[Element and coordinate items]
*****
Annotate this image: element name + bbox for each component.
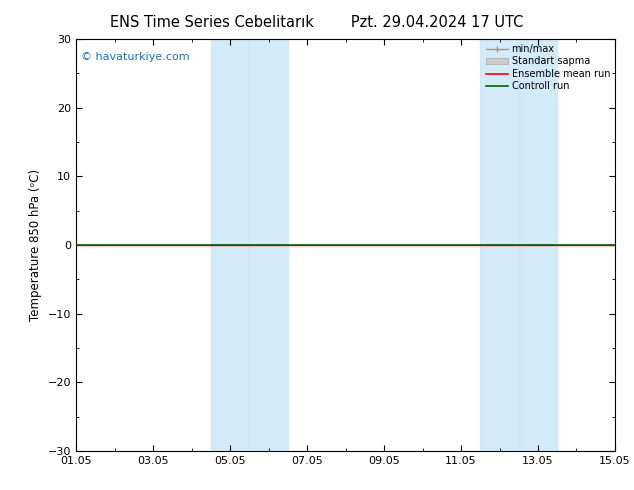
Legend: min/max, Standart sapma, Ensemble mean run, Controll run: min/max, Standart sapma, Ensemble mean r… <box>484 42 612 93</box>
Y-axis label: Temperature 850 hPa (ᵒC): Temperature 850 hPa (ᵒC) <box>29 169 42 321</box>
Text: ENS Time Series Cebelitarık        Pzt. 29.04.2024 17 UTC: ENS Time Series Cebelitarık Pzt. 29.04.2… <box>110 15 524 30</box>
Bar <box>519 39 557 451</box>
Bar <box>249 39 288 451</box>
Text: © havaturkiye.com: © havaturkiye.com <box>81 51 190 62</box>
Bar <box>480 39 519 451</box>
Bar <box>210 39 249 451</box>
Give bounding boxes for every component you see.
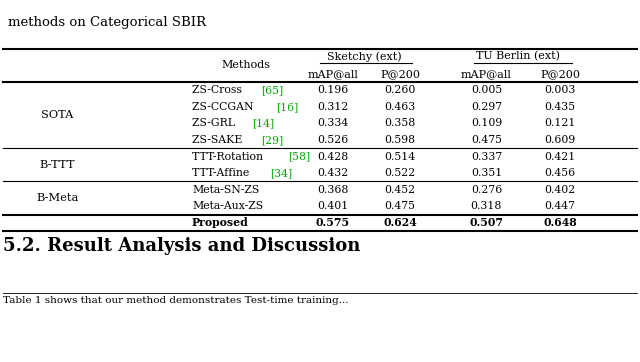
*****
Copy out every line of the items above word for word, leaving the pictures out of your answer.

Annotate this image: element name + bbox for each component.
Legend: min/max, Standart sapma, Ensemble mean run, Controll run: min/max, Standart sapma, Ensemble mean r… <box>484 42 612 93</box>
Y-axis label: Temperature 850 hPa (ᵒC): Temperature 850 hPa (ᵒC) <box>29 169 42 321</box>
Text: ENS Time Series Cebelitarık        Pzt. 29.04.2024 17 UTC: ENS Time Series Cebelitarık Pzt. 29.04.2… <box>110 15 524 30</box>
Bar <box>519 39 557 451</box>
Bar <box>249 39 288 451</box>
Text: © havaturkiye.com: © havaturkiye.com <box>81 51 190 62</box>
Bar <box>480 39 519 451</box>
Bar <box>210 39 249 451</box>
Give bounding boxes for every component you see.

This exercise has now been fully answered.